Problem details:
Quote all of the lines below word for word, omitting the pictures.

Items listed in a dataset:

___

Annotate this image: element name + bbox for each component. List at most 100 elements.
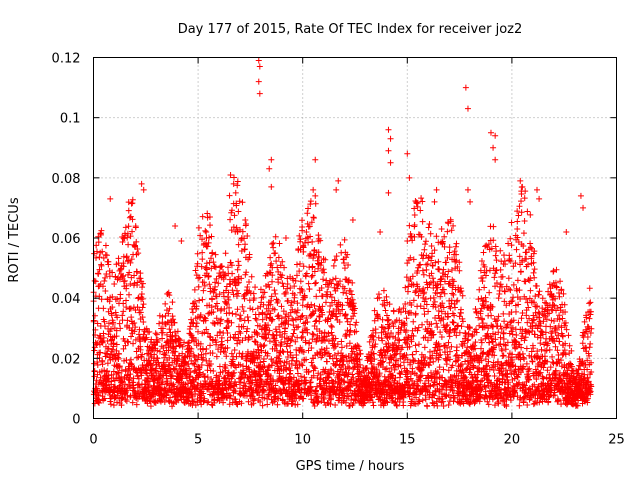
- data-point: [421, 311, 428, 318]
- data-point: [531, 331, 538, 338]
- data-point: [184, 340, 191, 347]
- data-point: [436, 364, 443, 371]
- data-point: [110, 340, 117, 347]
- data-point: [148, 348, 155, 355]
- data-point: [200, 354, 207, 361]
- data-point: [265, 281, 272, 288]
- data-point: [294, 370, 301, 377]
- data-point: [192, 298, 199, 305]
- data-point: [332, 275, 339, 282]
- data-point: [384, 348, 391, 355]
- data-point: [120, 308, 127, 315]
- data-point: [263, 334, 270, 341]
- data-point: [508, 328, 515, 335]
- data-point: [151, 351, 158, 358]
- data-point: [353, 319, 360, 326]
- data-point: [110, 319, 117, 326]
- data-point: [429, 352, 436, 359]
- data-point: [419, 321, 426, 328]
- data-point: [166, 326, 173, 333]
- data-point: [169, 403, 176, 410]
- data-point: [540, 375, 547, 382]
- data-point: [202, 350, 209, 357]
- data-point: [338, 338, 345, 345]
- data-point: [279, 348, 286, 355]
- data-point: [93, 254, 100, 261]
- data-point: [325, 330, 332, 337]
- data-point: [267, 301, 274, 308]
- data-point: [109, 293, 116, 300]
- data-point: [140, 318, 147, 325]
- data-point: [411, 222, 418, 229]
- data-point: [333, 313, 340, 320]
- data-point: [216, 291, 223, 298]
- data-point: [437, 281, 444, 288]
- data-point: [566, 342, 573, 349]
- data-point: [403, 327, 410, 334]
- data-point: [492, 252, 499, 259]
- data-point: [289, 354, 296, 361]
- data-point: [453, 251, 460, 258]
- data-point: [251, 369, 258, 376]
- data-point: [518, 209, 525, 216]
- data-point: [381, 302, 388, 309]
- data-point: [550, 301, 557, 308]
- data-point: [522, 334, 529, 341]
- data-point: [424, 403, 431, 410]
- data-point: [239, 303, 246, 310]
- data-point: [188, 345, 195, 352]
- data-point: [207, 342, 214, 349]
- data-point: [341, 379, 348, 386]
- data-point: [327, 401, 334, 408]
- data-point: [223, 283, 230, 290]
- data-point: [257, 371, 264, 378]
- data-point: [380, 287, 387, 294]
- data-point: [195, 352, 202, 359]
- data-point: [432, 259, 439, 266]
- data-point: [197, 311, 204, 318]
- data-point: [199, 236, 206, 243]
- data-point: [189, 397, 196, 404]
- data-point: [269, 331, 276, 338]
- data-point: [156, 312, 163, 319]
- data-point: [260, 293, 267, 300]
- data-point: [266, 327, 273, 334]
- data-point: [245, 351, 252, 358]
- data-point: [337, 241, 344, 248]
- data-point: [227, 281, 234, 288]
- data-point: [239, 199, 246, 206]
- data-point: [551, 303, 558, 310]
- data-point: [431, 247, 438, 254]
- data-point: [228, 319, 235, 326]
- data-point: [519, 326, 526, 333]
- data-point: [324, 293, 331, 300]
- data-point: [189, 309, 196, 316]
- data-point: [555, 323, 562, 330]
- data-point: [528, 348, 535, 355]
- data-point: [134, 279, 141, 286]
- data-point: [272, 290, 279, 297]
- data-point: [110, 402, 117, 409]
- data-point: [334, 285, 341, 292]
- data-point: [257, 286, 264, 293]
- data-point: [204, 243, 211, 250]
- data-point: [303, 326, 310, 333]
- data-point: [206, 281, 213, 288]
- data-point: [307, 198, 314, 205]
- data-point: [244, 325, 251, 332]
- data-point: [454, 297, 461, 304]
- data-point: [160, 345, 167, 352]
- data-point: [225, 296, 232, 303]
- data-point: [307, 233, 314, 240]
- data-point: [113, 341, 120, 348]
- data-point: [236, 198, 243, 205]
- data-point: [498, 325, 505, 332]
- data-point: [305, 239, 312, 246]
- data-point: [516, 253, 523, 260]
- data-point: [227, 392, 234, 399]
- data-point: [414, 199, 421, 206]
- data-point: [311, 302, 318, 309]
- data-point: [132, 224, 139, 231]
- data-point: [515, 212, 522, 219]
- data-point: [272, 250, 279, 257]
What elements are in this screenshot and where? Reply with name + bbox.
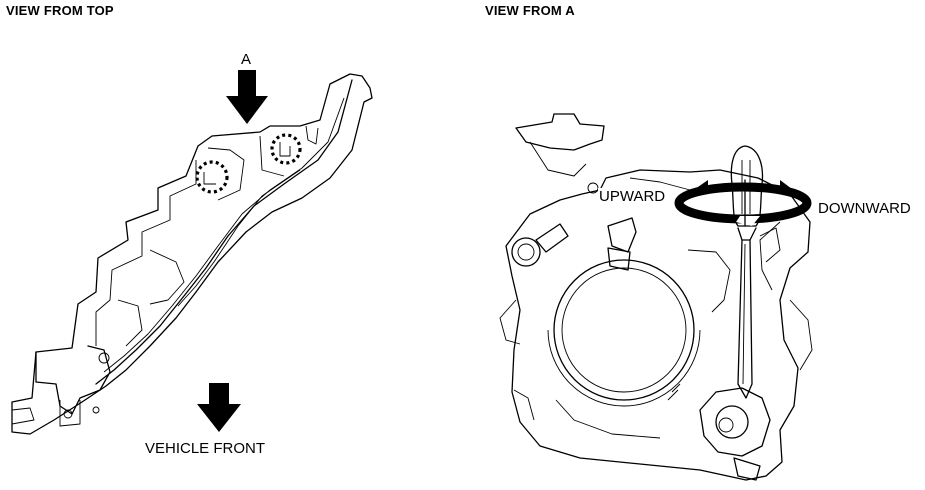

___

Task answer:
Annotate this image: element name + bbox for each component. List at most 100 elements.
- data-point: [421, 311, 428, 318]
- data-point: [531, 331, 538, 338]
- data-point: [184, 340, 191, 347]
- data-point: [436, 364, 443, 371]
- data-point: [110, 340, 117, 347]
- data-point: [148, 348, 155, 355]
- data-point: [200, 354, 207, 361]
- data-point: [265, 281, 272, 288]
- data-point: [294, 370, 301, 377]
- data-point: [192, 298, 199, 305]
- data-point: [332, 275, 339, 282]
- data-point: [384, 348, 391, 355]
- data-point: [120, 308, 127, 315]
- data-point: [263, 334, 270, 341]
- data-point: [508, 328, 515, 335]
- data-point: [151, 351, 158, 358]
- data-point: [353, 319, 360, 326]
- data-point: [110, 319, 117, 326]
- data-point: [429, 352, 436, 359]
- data-point: [419, 321, 426, 328]
- data-point: [166, 326, 173, 333]
- data-point: [169, 403, 176, 410]
- data-point: [540, 375, 547, 382]
- data-point: [202, 350, 209, 357]
- data-point: [338, 338, 345, 345]
- data-point: [279, 348, 286, 355]
- data-point: [93, 254, 100, 261]
- data-point: [325, 330, 332, 337]
- data-point: [267, 301, 274, 308]
- data-point: [109, 293, 116, 300]
- data-point: [140, 318, 147, 325]
- data-point: [411, 222, 418, 229]
- data-point: [333, 313, 340, 320]
- data-point: [216, 291, 223, 298]
- data-point: [437, 281, 444, 288]
- data-point: [566, 342, 573, 349]
- data-point: [403, 327, 410, 334]
- data-point: [492, 252, 499, 259]
- data-point: [289, 354, 296, 361]
- data-point: [453, 251, 460, 258]
- data-point: [251, 369, 258, 376]
- data-point: [518, 209, 525, 216]
- data-point: [381, 302, 388, 309]
- data-point: [550, 301, 557, 308]
- data-point: [522, 334, 529, 341]
- data-point: [424, 403, 431, 410]
- data-point: [239, 303, 246, 310]
- data-point: [188, 345, 195, 352]
- data-point: [207, 342, 214, 349]
- data-point: [341, 379, 348, 386]
- data-point: [327, 401, 334, 408]
- data-point: [223, 283, 230, 290]
- data-point: [257, 371, 264, 378]
- data-point: [380, 287, 387, 294]
- data-point: [195, 352, 202, 359]
- data-point: [432, 259, 439, 266]
- data-point: [197, 311, 204, 318]
- data-point: [199, 236, 206, 243]
- data-point: [189, 397, 196, 404]
- data-point: [269, 331, 276, 338]
- data-point: [156, 312, 163, 319]
- data-point: [260, 293, 267, 300]
- data-point: [266, 327, 273, 334]
- data-point: [245, 351, 252, 358]
- data-point: [337, 241, 344, 248]
- data-point: [227, 281, 234, 288]
- data-point: [239, 199, 246, 206]
- data-point: [551, 303, 558, 310]
- data-point: [431, 247, 438, 254]
- data-point: [228, 319, 235, 326]
- data-point: [519, 326, 526, 333]
- data-point: [324, 293, 331, 300]
- data-point: [189, 309, 196, 316]
- data-point: [555, 323, 562, 330]
- data-point: [528, 348, 535, 355]
- data-point: [134, 279, 141, 286]
- data-point: [272, 290, 279, 297]
- data-point: [110, 402, 117, 409]
- data-point: [334, 285, 341, 292]
- data-point: [257, 286, 264, 293]
- data-point: [204, 243, 211, 250]
- data-point: [303, 326, 310, 333]
- data-point: [206, 281, 213, 288]
- data-point: [307, 198, 314, 205]
- data-point: [244, 325, 251, 332]
- data-point: [454, 297, 461, 304]
- data-point: [160, 345, 167, 352]
- data-point: [225, 296, 232, 303]
- data-point: [307, 233, 314, 240]
- data-point: [113, 341, 120, 348]
- data-point: [236, 198, 243, 205]
- data-point: [498, 325, 505, 332]
- data-point: [305, 239, 312, 246]
- data-point: [516, 253, 523, 260]
- data-point: [227, 392, 234, 399]
- data-point: [414, 199, 421, 206]
- data-point: [311, 302, 318, 309]
- data-point: [132, 224, 139, 231]
- data-point: [515, 212, 522, 219]
- data-point: [272, 250, 279, 257]
What elements are in this screenshot and where? Reply with name + bbox.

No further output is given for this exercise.